▸ **GIVEN TEXT**
■ ■ ■ ■ ■ ■ ■

What, exactly, was the CFJ's 12-month challenge to IJNR? The deal was this: If we could raise $112,500 in new donations from individuals (not from foundations or corporations) by August 8, 2008, then CFJ would provide a matching award of $75,000. By the end of an arduous year of networking, phone calls, letter writing, house parties, personal visits (and trips to the bank), we blew all prior IJNR fundraising records out of the water. Fully 45% of our locatable alumni (201 journalists) donated to the challenge campaign, as did all 11 members of the Board of Trustees.

Altogether, IJNR Fellows donated more than $30,000 to the cause. Sixteen of the 33 expedition "classes" had participation rates of 50% or higher. Only five classes had participation rates below 30%. Fellows of High Country 2007 took the cake for “Most Philanthropically Friendly” class, with an amazing 94% of Fellows contributing. The 1995 High Country and 2006 Energy Country classes were close behind, with participation rates of 67% and 64% respectively.

■ ■ ■ ■ ■ ■ ■

▸ **INPUT DATA**
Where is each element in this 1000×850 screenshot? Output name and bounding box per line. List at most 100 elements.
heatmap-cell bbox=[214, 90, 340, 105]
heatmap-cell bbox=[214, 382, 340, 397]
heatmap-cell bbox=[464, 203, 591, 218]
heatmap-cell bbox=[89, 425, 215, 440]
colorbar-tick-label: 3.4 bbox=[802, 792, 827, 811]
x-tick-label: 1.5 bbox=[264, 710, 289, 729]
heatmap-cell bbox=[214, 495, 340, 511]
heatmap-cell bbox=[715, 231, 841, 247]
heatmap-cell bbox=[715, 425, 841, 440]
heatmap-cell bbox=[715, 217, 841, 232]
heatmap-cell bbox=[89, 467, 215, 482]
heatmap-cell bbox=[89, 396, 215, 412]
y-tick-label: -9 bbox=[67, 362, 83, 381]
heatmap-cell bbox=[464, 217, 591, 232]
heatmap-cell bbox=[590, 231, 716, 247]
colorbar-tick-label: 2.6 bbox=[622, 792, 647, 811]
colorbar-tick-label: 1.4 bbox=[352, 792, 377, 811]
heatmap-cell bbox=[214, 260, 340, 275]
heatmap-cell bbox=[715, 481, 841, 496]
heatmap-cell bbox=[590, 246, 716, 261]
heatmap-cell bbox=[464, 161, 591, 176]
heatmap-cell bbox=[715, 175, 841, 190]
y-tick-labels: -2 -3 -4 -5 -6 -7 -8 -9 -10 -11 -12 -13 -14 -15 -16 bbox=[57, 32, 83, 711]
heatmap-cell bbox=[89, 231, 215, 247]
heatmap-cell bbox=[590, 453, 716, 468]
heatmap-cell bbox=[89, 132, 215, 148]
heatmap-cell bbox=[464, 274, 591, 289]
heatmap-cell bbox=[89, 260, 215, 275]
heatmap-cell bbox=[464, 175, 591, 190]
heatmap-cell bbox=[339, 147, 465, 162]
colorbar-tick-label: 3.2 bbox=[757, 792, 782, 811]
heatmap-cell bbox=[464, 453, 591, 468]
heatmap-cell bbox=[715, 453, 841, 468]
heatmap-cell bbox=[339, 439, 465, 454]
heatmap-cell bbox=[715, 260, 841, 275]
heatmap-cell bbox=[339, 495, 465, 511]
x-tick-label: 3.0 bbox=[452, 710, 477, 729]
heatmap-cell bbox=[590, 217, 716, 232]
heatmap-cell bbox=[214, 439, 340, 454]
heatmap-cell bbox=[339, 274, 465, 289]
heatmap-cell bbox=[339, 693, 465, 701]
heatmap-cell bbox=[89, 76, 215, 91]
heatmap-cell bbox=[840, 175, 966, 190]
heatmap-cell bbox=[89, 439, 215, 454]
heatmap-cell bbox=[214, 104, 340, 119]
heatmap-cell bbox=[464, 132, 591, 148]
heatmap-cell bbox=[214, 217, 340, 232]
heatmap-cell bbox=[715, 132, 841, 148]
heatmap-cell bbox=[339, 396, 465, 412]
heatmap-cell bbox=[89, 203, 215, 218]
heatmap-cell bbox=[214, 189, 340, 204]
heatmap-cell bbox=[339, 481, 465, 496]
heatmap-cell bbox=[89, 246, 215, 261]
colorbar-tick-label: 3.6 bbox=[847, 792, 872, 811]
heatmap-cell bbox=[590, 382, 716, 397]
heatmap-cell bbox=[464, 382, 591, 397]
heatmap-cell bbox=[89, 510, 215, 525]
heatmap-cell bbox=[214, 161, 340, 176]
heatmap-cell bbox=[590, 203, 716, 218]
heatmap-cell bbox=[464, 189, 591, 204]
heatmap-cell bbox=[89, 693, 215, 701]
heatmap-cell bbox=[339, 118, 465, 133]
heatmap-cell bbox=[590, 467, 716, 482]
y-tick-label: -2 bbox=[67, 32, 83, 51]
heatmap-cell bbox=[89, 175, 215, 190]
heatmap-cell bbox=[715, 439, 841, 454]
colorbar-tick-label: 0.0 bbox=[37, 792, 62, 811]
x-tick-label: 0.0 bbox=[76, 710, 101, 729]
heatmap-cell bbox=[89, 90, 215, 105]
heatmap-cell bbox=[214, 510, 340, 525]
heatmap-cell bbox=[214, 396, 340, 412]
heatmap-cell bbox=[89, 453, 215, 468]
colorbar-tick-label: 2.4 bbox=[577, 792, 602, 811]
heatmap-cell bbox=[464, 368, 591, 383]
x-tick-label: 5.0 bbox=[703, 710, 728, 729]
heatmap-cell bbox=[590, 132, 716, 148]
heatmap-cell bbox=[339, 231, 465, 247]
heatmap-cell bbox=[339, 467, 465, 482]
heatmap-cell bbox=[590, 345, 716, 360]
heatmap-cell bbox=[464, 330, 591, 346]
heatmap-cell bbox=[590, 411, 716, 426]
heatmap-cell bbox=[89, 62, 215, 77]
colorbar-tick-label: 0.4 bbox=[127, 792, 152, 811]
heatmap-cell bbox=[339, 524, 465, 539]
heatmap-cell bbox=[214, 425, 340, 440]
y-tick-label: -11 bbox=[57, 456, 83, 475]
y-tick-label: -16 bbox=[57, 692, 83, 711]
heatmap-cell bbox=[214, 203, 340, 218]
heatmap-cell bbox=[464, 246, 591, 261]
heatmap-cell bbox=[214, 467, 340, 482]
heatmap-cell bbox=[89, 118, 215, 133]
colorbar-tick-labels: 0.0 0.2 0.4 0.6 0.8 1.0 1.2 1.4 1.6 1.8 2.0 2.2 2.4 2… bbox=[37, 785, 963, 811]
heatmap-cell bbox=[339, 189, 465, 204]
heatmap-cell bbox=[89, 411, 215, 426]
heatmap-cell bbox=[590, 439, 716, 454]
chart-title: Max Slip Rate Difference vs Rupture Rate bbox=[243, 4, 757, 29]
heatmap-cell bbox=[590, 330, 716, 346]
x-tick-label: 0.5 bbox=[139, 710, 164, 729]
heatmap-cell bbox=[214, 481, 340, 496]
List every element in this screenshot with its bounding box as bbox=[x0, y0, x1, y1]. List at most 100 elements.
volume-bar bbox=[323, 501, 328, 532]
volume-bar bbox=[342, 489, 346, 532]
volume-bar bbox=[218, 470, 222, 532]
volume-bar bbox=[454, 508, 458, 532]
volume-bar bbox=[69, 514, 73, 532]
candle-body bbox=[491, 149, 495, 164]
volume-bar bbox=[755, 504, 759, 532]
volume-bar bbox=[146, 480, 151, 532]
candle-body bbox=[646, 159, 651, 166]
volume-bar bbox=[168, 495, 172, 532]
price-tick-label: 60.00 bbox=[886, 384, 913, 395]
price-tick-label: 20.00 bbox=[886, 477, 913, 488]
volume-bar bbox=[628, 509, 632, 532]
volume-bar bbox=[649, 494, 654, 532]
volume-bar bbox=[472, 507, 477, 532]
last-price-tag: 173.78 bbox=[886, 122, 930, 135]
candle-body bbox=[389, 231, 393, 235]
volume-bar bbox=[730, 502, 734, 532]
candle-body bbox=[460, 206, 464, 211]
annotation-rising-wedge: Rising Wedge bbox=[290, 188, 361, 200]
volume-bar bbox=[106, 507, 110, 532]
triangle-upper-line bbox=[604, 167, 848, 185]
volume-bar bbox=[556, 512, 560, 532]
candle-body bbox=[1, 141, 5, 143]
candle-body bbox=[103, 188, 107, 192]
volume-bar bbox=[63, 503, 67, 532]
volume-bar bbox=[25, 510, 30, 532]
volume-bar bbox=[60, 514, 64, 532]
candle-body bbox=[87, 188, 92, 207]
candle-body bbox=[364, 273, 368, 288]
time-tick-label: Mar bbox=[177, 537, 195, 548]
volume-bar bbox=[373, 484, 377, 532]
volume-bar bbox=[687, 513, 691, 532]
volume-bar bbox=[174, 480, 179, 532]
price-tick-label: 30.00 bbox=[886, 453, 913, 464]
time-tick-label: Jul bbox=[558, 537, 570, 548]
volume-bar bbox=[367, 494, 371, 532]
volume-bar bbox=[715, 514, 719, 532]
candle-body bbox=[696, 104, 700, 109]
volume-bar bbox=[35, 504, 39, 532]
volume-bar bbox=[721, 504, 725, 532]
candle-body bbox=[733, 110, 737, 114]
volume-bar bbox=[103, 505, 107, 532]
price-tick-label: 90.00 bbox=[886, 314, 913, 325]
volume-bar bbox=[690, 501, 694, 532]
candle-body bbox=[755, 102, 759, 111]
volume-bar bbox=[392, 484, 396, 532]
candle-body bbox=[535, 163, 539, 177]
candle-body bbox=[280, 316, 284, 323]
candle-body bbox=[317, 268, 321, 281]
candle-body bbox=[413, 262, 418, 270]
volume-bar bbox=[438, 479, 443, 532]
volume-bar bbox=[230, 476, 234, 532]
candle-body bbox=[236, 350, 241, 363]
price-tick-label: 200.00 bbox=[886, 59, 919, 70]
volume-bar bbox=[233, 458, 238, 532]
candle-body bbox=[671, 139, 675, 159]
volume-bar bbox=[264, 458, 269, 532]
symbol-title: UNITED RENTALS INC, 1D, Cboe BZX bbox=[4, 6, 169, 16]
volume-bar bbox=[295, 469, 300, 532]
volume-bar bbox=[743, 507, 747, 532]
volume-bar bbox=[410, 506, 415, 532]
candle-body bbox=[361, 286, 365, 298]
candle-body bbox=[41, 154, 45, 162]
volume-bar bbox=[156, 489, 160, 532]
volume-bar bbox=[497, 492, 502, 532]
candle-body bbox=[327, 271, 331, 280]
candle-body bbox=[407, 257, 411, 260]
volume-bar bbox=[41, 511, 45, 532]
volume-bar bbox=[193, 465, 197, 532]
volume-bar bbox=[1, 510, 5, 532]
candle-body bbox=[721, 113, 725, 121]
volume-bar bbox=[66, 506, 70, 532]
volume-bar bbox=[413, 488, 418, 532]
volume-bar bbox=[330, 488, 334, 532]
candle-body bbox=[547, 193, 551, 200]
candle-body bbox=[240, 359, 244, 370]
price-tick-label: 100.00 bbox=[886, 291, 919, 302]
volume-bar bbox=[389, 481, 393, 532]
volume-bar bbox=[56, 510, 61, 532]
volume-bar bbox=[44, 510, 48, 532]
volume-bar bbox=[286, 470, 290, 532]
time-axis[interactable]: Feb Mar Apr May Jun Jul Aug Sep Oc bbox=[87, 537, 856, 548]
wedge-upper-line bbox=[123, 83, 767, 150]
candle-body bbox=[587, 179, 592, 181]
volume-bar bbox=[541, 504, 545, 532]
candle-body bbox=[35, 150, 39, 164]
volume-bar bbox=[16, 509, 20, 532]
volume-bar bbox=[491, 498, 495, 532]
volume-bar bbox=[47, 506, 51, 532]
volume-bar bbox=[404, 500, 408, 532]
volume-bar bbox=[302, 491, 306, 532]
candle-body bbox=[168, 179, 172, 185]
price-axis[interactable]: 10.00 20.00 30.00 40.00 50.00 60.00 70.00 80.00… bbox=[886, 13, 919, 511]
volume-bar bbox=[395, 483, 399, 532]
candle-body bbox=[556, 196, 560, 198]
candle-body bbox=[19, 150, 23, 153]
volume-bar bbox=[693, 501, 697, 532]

■ ■ ■ ■ ■ ■ ■

▸ **GIVEN EXERCISE 1**
Rewrite the listing, starting at its first line and ending at the line containing "heatmap-cell bbox=[590, 231, 716, 247]", with "x-tick-label" replaced by "x-axis-label" and everything else left as is.
▸ **GIVEN EXERCISE 2**
Pick up the text on the IJNR fundraising challenge after its final sentence and carry it forward.

▸ **OUTPUT 1**
Where is each element in this 1000×850 screenshot? Output name and bounding box per line. List at most 100 elements.
heatmap-cell bbox=[214, 90, 340, 105]
heatmap-cell bbox=[214, 382, 340, 397]
heatmap-cell bbox=[464, 203, 591, 218]
heatmap-cell bbox=[89, 425, 215, 440]
colorbar-tick-label: 3.4 bbox=[802, 792, 827, 811]
x-axis-label: 1.5 bbox=[264, 710, 289, 729]
heatmap-cell bbox=[214, 495, 340, 511]
heatmap-cell bbox=[715, 231, 841, 247]
heatmap-cell bbox=[715, 425, 841, 440]
heatmap-cell bbox=[715, 217, 841, 232]
heatmap-cell bbox=[89, 467, 215, 482]
heatmap-cell bbox=[89, 396, 215, 412]
y-tick-label: -9 bbox=[67, 362, 83, 381]
heatmap-cell bbox=[464, 217, 591, 232]
heatmap-cell bbox=[590, 231, 716, 247]

▸ **OUTPUT 2**
We also received about $31,000 in repeat donations (gifts that didn't count toward the Challenge total because they came from individuals who previously donated). So IJNR actually raised a grand total of $145,262 from individuals and families—seven times greater than the highest amount we had ever raised from individuals in a single year! Our deep gratitude goes out to everyone who supported the Challenge. Please rest assured that many future Fellows thank you as well.

New Kudos for Fellows

Broad Reporting, Big Awards, Bold Startups

Tom Henry on assignment in Greenland

Tom Henry (Great Waters 2003 and Great Waters 2008), environment reporter for The Blade in Toledo, continues to receive well-deserved praise for the four-day package of nine climate-change articles he produced last fall after a trip to Greenland. The idea for the reporting trip came from Tom's editor-in-chief and co-publisher, John Robinson Block. Mr. Block was perplexed by mainstream press coverage of global warming, which he thought overlooked the angle of human adaptation to climate change. For a mid-sized newspaper in an economically depressed city, the Greenland project was a major financial commitment.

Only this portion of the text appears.